* _SHORT EXERCISE_: Write the entries below out again exactly; any picture in them stays out.

* _MATERIAL_:
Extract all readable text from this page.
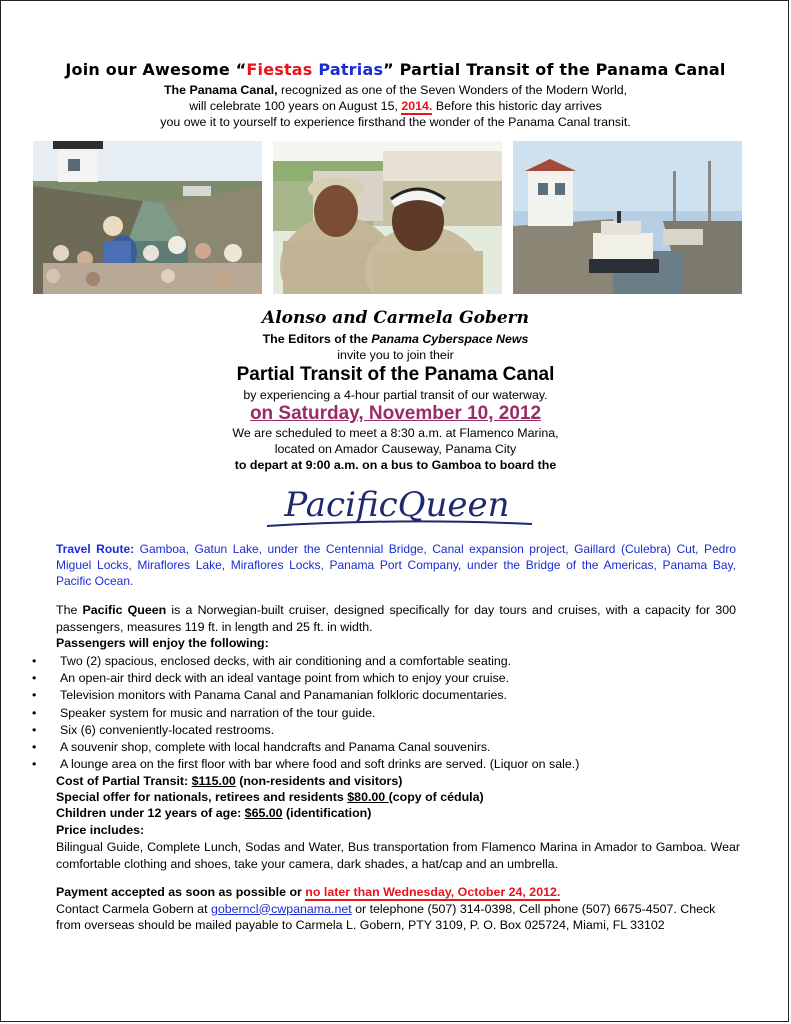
Join our Awesome “Fiestas Patrias” Partial Transit of the Panama Canal
The Panama Canal, recognized as one of the Seven Wonders of the Modern World,
will celebrate 100 years on August 15, 2014. Before this historic day arrives
you owe it to yourself to experience firsthand the wonder of the Panama Canal transit.
Alonso and Carmela Gobern
The Editors of the Panama Cyberspace News
invite you to join their
Partial Transit of the Panama Canal
by experiencing a 4-hour partial transit of our waterway.
on Saturday, November 10, 2012
We are scheduled to meet a 8:30 a.m. at Flamenco Marina,
located on Amador Causeway, Panama City
to depart at 9:00 a.m. on a bus to Gamboa to board the
PacificQueen
Travel Route: Gamboa, Gatun Lake, under the Centennial Bridge, Canal expansion project, Gaillard (Culebra) Cut, Pedro Miguel Locks, Miraflores Lake, Miraflores Locks, Panama Port Company, under the Bridge of the Americas, Panama Bay, Pacific Ocean.
The Pacific Queen is a Norwegian-built cruiser, designed specifically for day tours and cruises, with a capacity for 300 passengers, measures 119 ft. in length and 25 ft. in width.
Passengers will enjoy the following:
• Two (2) spacious, enclosed decks, with air conditioning and a comfortable seating.
• An open-air third deck with an ideal vantage point from which to enjoy your cruise.
• Television monitors with Panama Canal and Panamanian folkloric documentaries.
• Speaker system for music and narration of the tour guide.
• Six (6) conveniently-located restrooms.
• A souvenir shop, complete with local handcrafts and Panama Canal souvenirs.
• A lounge area on the first floor with bar where food and soft drinks are served. (Liquor on sale.)
Cost of Partial Transit: $115.00 (non-residents and visitors)
Special offer for nationals, retirees and residents $80.00 (copy of cédula)
Children under 12 years of age: $65.00 (identification)
Price includes:
Bilingual Guide, Complete Lunch, Sodas and Water, Bus transportation from Flamenco Marina in Amador to Gamboa. Wear comfortable clothing and shoes, take your camera, dark shades, a hat/cap and an umbrella.
Payment accepted as soon as possible or no later than Wednesday, October 24, 2012.
Contact Carmela Gobern at goberncl@cwpanama.net or telephone (507) 314-0398, Cell phone (507) 6675-4507. Check from overseas should be mailed payable to Carmela L. Gobern, PTY 3109, P. O. Box 025724, Miami, FL 33102
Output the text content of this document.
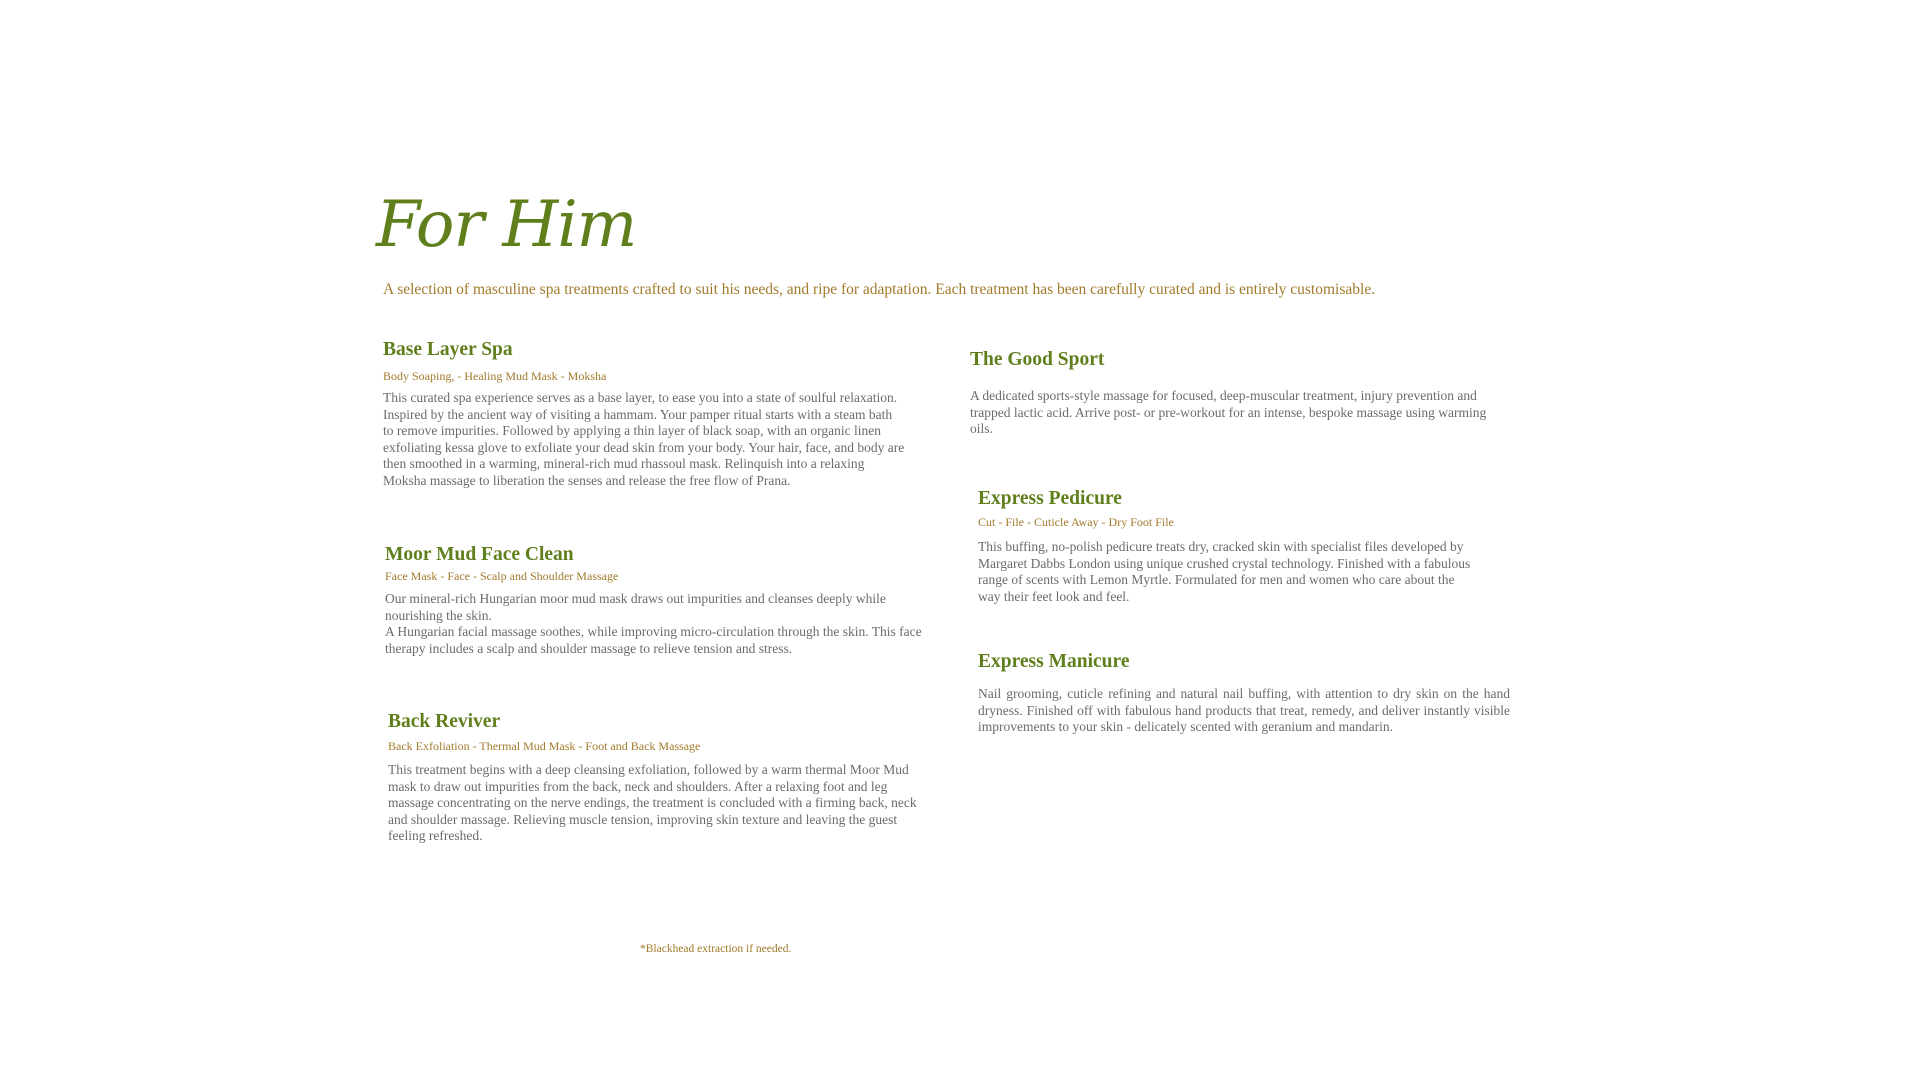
For Him
A selection of masculine spa treatments crafted to suit his needs, and ripe for adaptation. Each treatment has been carefully curated and is entirely customisable.
Base Layer Spa

Body Soaping, - Healing Mud Mask - Moksha

This curated spa experience serves as a base layer, to ease you into a state of soulful relaxation. Inspired by the ancient way of visiting a hammam. Your pamper ritual starts with a steam bath to remove impurities. Followed by applying a thin layer of black soap, with an organic linen exfoliating kessa glove to exfoliate your dead skin from your body. Your hair, face, and body are then smoothed in a warming, mineral-rich mud rhassoul mask. Relinquish into a relaxing Moksha massage to liberation the senses and release the free flow of Prana.

Moor Mud Face Clean

Face Mask - Face - Scalp and Shoulder Massage

Our mineral-rich Hungarian moor mud mask draws out impurities and cleanses deeply while nourishing the skin.

A Hungarian facial massage soothes, while improving micro-circulation through the skin. This face therapy includes a scalp and shoulder massage to relieve tension and stress.

Back Reviver

Back Exfoliation - Thermal Mud Mask - Foot and Back Massage

This treatment begins with a deep cleansing exfoliation, followed by a warm thermal Moor Mud mask to draw out impurities from the back, neck and shoulders. After a relaxing foot and leg massage concentrating on the nerve endings, the treatment is concluded with a firming back, neck and shoulder massage. Relieving muscle tension, improving skin texture and leaving the guest feeling refreshed.

The Good Sport

A dedicated sports-style massage for focused, deep-muscular treatment, injury prevention and trapped lactic acid. Arrive post- or pre-workout for an intense, bespoke massage using warming oils.

Express Pedicure

Cut - File - Cuticle Away - Dry Foot File

This buffing, no-polish pedicure treats dry, cracked skin with specialist files developed by Margaret Dabbs London using unique crushed crystal technology. Finished with a fabulous range of scents with Lemon Myrtle. Formulated for men and women who care about the way their feet look and feel.

Express Manicure

Nail grooming, cuticle refining and natural nail buffing, with attention to dry skin on the hand dryness. Finished off with fabulous hand products that treat, remedy, and deliver instantly visible improvements to your skin - delicately scented with geranium and mandarin.

*Blackhead extraction if needed.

* _WRITTEN RESPONSE_:
Extract all readable text from this page.
Join our Awesome “Fiestas Patrias” Partial Transit of the Panama Canal
The Panama Canal, recognized as one of the Seven Wonders of the Modern World,
will celebrate 100 years on August 15, 2014. Before this historic day arrives
you owe it to yourself to experience firsthand the wonder of the Panama Canal transit.
Alonso and Carmela Gobern
The Editors of the Panama Cyberspace News
invite you to join their
Partial Transit of the Panama Canal
by experiencing a 4-hour partial transit of our waterway.
on Saturday, November 10, 2012
We are scheduled to meet a 8:30 a.m. at Flamenco Marina,
located on Amador Causeway, Panama City
to depart at 9:00 a.m. on a bus to Gamboa to board the
PacificQueen
Travel Route: Gamboa, Gatun Lake, under the Centennial Bridge, Canal expansion project, Gaillard (Culebra) Cut, Pedro Miguel Locks, Miraflores Lake, Miraflores Locks, Panama Port Company, under the Bridge of the Americas, Panama Bay, Pacific Ocean.
The Pacific Queen is a Norwegian-built cruiser, designed specifically for day tours and cruises, with a capacity for 300 passengers, measures 119 ft. in length and 25 ft. in width.
Passengers will enjoy the following:
• Two (2) spacious, enclosed decks, with air conditioning and a comfortable seating.
• An open-air third deck with an ideal vantage point from which to enjoy your cruise.
• Television monitors with Panama Canal and Panamanian folkloric documentaries.
• Speaker system for music and narration of the tour guide.
• Six (6) conveniently-located restrooms.
• A souvenir shop, complete with local handcrafts and Panama Canal souvenirs.
• A lounge area on the first floor with bar where food and soft drinks are served. (Liquor on sale.)
Cost of Partial Transit: $115.00 (non-residents and visitors)
Special offer for nationals, retirees and residents $80.00 (copy of cédula)
Children under 12 years of age: $65.00 (identification)
Price includes:
Bilingual Guide, Complete Lunch, Sodas and Water, Bus transportation from Flamenco Marina in Amador to Gamboa. Wear comfortable clothing and shoes, take your camera, dark shades, a hat/cap and an umbrella.
Payment accepted as soon as possible or no later than Wednesday, October 24, 2012.
Contact Carmela Gobern at goberncl@cwpanama.net or telephone (507) 314-0398, Cell phone (507) 6675-4507. Check from overseas should be mailed payable to Carmela L. Gobern, PTY 3109, P. O. Box 025724, Miami, FL 33102
Output the text content of this document.
For Him
A selection of masculine spa treatments crafted to suit his needs, and ripe for adaptation. Each treatment has been carefully curated and is entirely customisable.
Base Layer Spa

Body Soaping, - Healing Mud Mask - Moksha

This curated spa experience serves as a base layer, to ease you into a state of soulful relaxation. Inspired by the ancient way of visiting a hammam. Your pamper ritual starts with a steam bath to remove impurities. Followed by applying a thin layer of black soap, with an organic linen exfoliating kessa glove to exfoliate your dead skin from your body. Your hair, face, and body are then smoothed in a warming, mineral-rich mud rhassoul mask. Relinquish into a relaxing Moksha massage to liberation the senses and release the free flow of Prana.

Moor Mud Face Clean

Face Mask - Face - Scalp and Shoulder Massage

Our mineral-rich Hungarian moor mud mask draws out impurities and cleanses deeply while nourishing the skin.

A Hungarian facial massage soothes, while improving micro-circulation through the skin. This face therapy includes a scalp and shoulder massage to relieve tension and stress.

Back Reviver

Back Exfoliation - Thermal Mud Mask - Foot and Back Massage

This treatment begins with a deep cleansing exfoliation, followed by a warm thermal Moor Mud mask to draw out impurities from the back, neck and shoulders. After a relaxing foot and leg massage concentrating on the nerve endings, the treatment is concluded with a firming back, neck and shoulder massage. Relieving muscle tension, improving skin texture and leaving the guest feeling refreshed.

The Good Sport

A dedicated sports-style massage for focused, deep-muscular treatment, injury prevention and trapped lactic acid. Arrive post- or pre-workout for an intense, bespoke massage using warming oils.

Express Pedicure

Cut - File - Cuticle Away - Dry Foot File

This buffing, no-polish pedicure treats dry, cracked skin with specialist files developed by Margaret Dabbs London using unique crushed crystal technology. Finished with a fabulous range of scents with Lemon Myrtle. Formulated for men and women who care about the way their feet look and feel.

Express Manicure

Nail grooming, cuticle refining and natural nail buffing, with attention to dry skin on the hand dryness. Finished off with fabulous hand products that treat, remedy, and deliver instantly visible improvements to your skin - delicately scented with geranium and mandarin.

*Blackhead extraction if needed.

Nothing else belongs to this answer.